## MATERIAL PROVIDED
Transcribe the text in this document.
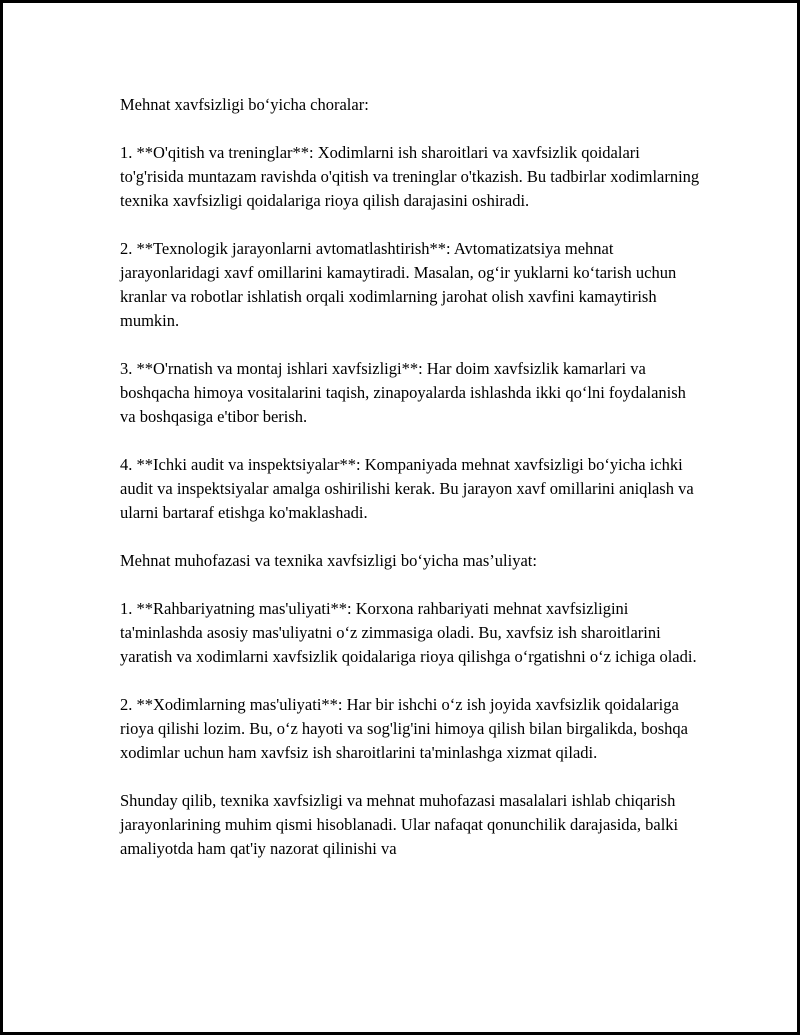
Mehnat xavfsizligi bo‘yicha choralar:

1. **O'qitish va treninglar**: Xodimlarni ish sharoitlari va xavfsizlik qoidalari to'g'risida muntazam ravishda o'qitish va treninglar o'tkazish. Bu tadbirlar xodimlarning texnika xavfsizligi qoidalariga rioya qilish darajasini oshiradi.

2. **Texnologik jarayonlarni avtomatlashtirish**: Avtomatizatsiya mehnat jarayonlaridagi xavf omillarini kamaytiradi. Masalan, og‘ir yuklarni ko‘tarish uchun kranlar va robotlar ishlatish orqali xodimlarning jarohat olish xavfini kamaytirish mumkin.

3. **O'rnatish va montaj ishlari xavfsizligi**: Har doim xavfsizlik kamarlari va boshqacha himoya vositalarini taqish, zinapoyalarda ishlashda ikki qo‘lni foydalanish va boshqasiga e'tibor berish.

4. **Ichki audit va inspektsiyalar**: Kompaniyada mehnat xavfsizligi bo‘yicha ichki audit va inspektsiyalar amalga oshirilishi kerak. Bu jarayon xavf omillarini aniqlash va ularni bartaraf etishga ko'maklashadi.

Mehnat muhofazasi va texnika xavfsizligi bo‘yicha mas’uliyat:

1. **Rahbariyatning mas'uliyati**: Korxona rahbariyati mehnat xavfsizligini ta'minlashda asosiy mas'uliyatni o‘z zimmasiga oladi. Bu, xavfsiz ish sharoitlarini yaratish va xodimlarni xavfsizlik qoidalariga rioya qilishga o‘rgatishni o‘z ichiga oladi.

2. **Xodimlarning mas'uliyati**: Har bir ishchi o‘z ish joyida xavfsizlik qoidalariga rioya qilishi lozim. Bu, o‘z hayoti va sog'lig'ini himoya qilish bilan birgalikda, boshqa xodimlar uchun ham xavfsiz ish sharoitlarini ta'minlashga xizmat qiladi.

Shunday qilib, texnika xavfsizligi va mehnat muhofazasi masalalari ishlab chiqarish jarayonlarining muhim qismi hisoblanadi. Ular nafaqat qonunchilik darajasida, balki amaliyotda ham qat'iy nazorat qilinishi va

## WHAT THE TASK REQUIRES
Skipping the pictures, transcribe each line above exactly as it appears.

## THE ANSWER
Transcribe the text in this document.
Mehnat xavfsizligi bo‘yicha choralar:

1. **O'qitish va treninglar**: Xodimlarni ish sharoitlari va xavfsizlik qoidalari to'g'risida muntazam ravishda o'qitish va treninglar o'tkazish. Bu tadbirlar xodimlarning texnika xavfsizligi qoidalariga rioya qilish darajasini oshiradi.

2. **Texnologik jarayonlarni avtomatlashtirish**: Avtomatizatsiya mehnat jarayonlaridagi xavf omillarini kamaytiradi. Masalan, og‘ir yuklarni ko‘tarish uchun kranlar va robotlar ishlatish orqali xodimlarning jarohat olish xavfini kamaytirish mumkin.

3. **O'rnatish va montaj ishlari xavfsizligi**: Har doim xavfsizlik kamarlari va boshqacha himoya vositalarini taqish, zinapoyalarda ishlashda ikki qo‘lni foydalanish va boshqasiga e'tibor berish.

4. **Ichki audit va inspektsiyalar**: Kompaniyada mehnat xavfsizligi bo‘yicha ichki audit va inspektsiyalar amalga oshirilishi kerak. Bu jarayon xavf omillarini aniqlash va ularni bartaraf etishga ko'maklashadi.

Mehnat muhofazasi va texnika xavfsizligi bo‘yicha mas’uliyat:

1. **Rahbariyatning mas'uliyati**: Korxona rahbariyati mehnat xavfsizligini ta'minlashda asosiy mas'uliyatni o‘z zimmasiga oladi. Bu, xavfsiz ish sharoitlarini yaratish va xodimlarni xavfsizlik qoidalariga rioya qilishga o‘rgatishni o‘z ichiga oladi.

2. **Xodimlarning mas'uliyati**: Har bir ishchi o‘z ish joyida xavfsizlik qoidalariga rioya qilishi lozim. Bu, o‘z hayoti va sog'lig'ini himoya qilish bilan birgalikda, boshqa xodimlar uchun ham xavfsiz ish sharoitlarini ta'minlashga xizmat qiladi.

Shunday qilib, texnika xavfsizligi va mehnat muhofazasi masalalari ishlab chiqarish jarayonlarining muhim qismi hisoblanadi. Ular nafaqat qonunchilik darajasida, balki amaliyotda ham qat'iy nazorat qilinishi va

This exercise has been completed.